- Your goal -
In the records below, find the line containing "Read this page and output its text content.", then extract that line and all subsequent lines exactly, leaving out everything else.

- Material provided -
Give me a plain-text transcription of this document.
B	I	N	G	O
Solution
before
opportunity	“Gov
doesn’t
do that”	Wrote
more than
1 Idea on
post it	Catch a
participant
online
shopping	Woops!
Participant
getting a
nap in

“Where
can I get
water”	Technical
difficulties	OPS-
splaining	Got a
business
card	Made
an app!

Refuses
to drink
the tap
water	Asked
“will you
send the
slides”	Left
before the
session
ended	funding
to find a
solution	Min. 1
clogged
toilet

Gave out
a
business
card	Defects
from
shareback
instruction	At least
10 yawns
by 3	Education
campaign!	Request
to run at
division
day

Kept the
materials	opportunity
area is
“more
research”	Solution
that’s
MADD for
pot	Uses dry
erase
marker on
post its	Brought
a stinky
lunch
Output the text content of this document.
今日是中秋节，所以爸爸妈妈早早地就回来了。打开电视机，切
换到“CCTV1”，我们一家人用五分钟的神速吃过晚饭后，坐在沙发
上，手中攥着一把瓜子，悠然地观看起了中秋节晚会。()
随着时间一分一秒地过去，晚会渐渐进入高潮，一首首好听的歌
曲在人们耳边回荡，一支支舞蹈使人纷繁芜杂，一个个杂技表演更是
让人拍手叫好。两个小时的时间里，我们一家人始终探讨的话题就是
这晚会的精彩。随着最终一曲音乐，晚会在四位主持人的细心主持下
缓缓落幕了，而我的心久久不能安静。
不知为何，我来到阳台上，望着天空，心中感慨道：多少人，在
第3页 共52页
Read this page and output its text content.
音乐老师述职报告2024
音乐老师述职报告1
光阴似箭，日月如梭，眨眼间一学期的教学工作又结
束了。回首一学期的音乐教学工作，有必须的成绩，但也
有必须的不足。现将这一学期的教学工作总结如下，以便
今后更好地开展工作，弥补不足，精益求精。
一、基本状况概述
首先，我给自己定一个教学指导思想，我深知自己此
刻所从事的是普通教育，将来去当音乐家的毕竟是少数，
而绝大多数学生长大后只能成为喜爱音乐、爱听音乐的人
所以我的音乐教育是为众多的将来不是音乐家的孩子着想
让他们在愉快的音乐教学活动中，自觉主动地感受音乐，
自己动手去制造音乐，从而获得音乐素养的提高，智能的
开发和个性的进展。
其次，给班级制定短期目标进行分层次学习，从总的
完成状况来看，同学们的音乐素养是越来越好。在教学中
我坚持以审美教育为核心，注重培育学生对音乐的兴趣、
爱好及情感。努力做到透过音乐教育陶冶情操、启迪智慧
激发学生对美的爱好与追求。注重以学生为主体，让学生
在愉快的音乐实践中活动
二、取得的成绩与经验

- Written solution -
Read this page and output its text content.
音乐老师述职报告2024
音乐老师述职报告1
光阴似箭，日月如梭，眨眼间一学期的教学工作又结
束了。回首一学期的音乐教学工作，有必须的成绩，但也
有必须的不足。现将这一学期的教学工作总结如下，以便
今后更好地开展工作，弥补不足，精益求精。
一、基本状况概述
首先，我给自己定一个教学指导思想，我深知自己此
刻所从事的是普通教育，将来去当音乐家的毕竟是少数，
而绝大多数学生长大后只能成为喜爱音乐、爱听音乐的人
所以我的音乐教育是为众多的将来不是音乐家的孩子着想
让他们在愉快的音乐教学活动中，自觉主动地感受音乐，
自己动手去制造音乐，从而获得音乐素养的提高，智能的
开发和个性的进展。
其次，给班级制定短期目标进行分层次学习，从总的
完成状况来看，同学们的音乐素养是越来越好。在教学中
我坚持以审美教育为核心，注重培育学生对音乐的兴趣、
爱好及情感。努力做到透过音乐教育陶冶情操、启迪智慧
激发学生对美的爱好与追求。注重以学生为主体，让学生
在愉快的音乐实践中活动
二、取得的成绩与经验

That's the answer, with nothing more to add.